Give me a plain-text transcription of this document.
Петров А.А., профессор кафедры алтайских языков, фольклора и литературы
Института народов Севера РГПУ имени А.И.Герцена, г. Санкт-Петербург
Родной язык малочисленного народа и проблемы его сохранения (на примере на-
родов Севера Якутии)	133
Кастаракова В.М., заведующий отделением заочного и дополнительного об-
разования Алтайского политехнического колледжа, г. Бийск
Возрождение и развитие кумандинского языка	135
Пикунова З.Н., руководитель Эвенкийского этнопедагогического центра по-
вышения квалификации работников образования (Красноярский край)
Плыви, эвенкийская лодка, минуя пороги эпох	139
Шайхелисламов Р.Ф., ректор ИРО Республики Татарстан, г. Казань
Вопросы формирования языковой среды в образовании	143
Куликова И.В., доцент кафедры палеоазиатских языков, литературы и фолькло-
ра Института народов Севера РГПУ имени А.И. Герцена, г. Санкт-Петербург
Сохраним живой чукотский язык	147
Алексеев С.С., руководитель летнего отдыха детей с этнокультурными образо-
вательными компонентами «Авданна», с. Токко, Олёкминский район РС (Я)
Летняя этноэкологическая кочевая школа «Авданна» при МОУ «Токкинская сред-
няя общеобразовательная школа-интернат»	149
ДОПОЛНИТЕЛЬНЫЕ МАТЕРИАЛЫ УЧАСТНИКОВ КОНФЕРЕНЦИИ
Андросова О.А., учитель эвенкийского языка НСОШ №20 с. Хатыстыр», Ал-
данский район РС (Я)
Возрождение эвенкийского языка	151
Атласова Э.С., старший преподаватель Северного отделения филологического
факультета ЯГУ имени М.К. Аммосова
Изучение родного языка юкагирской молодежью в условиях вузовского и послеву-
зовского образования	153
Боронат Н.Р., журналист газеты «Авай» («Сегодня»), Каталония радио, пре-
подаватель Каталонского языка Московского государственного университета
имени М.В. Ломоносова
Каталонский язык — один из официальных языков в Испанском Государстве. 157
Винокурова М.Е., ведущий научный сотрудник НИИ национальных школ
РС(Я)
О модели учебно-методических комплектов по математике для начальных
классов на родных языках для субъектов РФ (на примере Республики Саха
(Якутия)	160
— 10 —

------

WHAT TO DO: Which lines include the word "Авданна"? Copy every one of them.

THE RESULT:
вательными компонентами «Авданна», с. Токко, Олёкминский район РС (Я)
Летняя этноэкологическая кочевая школа «Авданна» при МОУ «Токкинская сред-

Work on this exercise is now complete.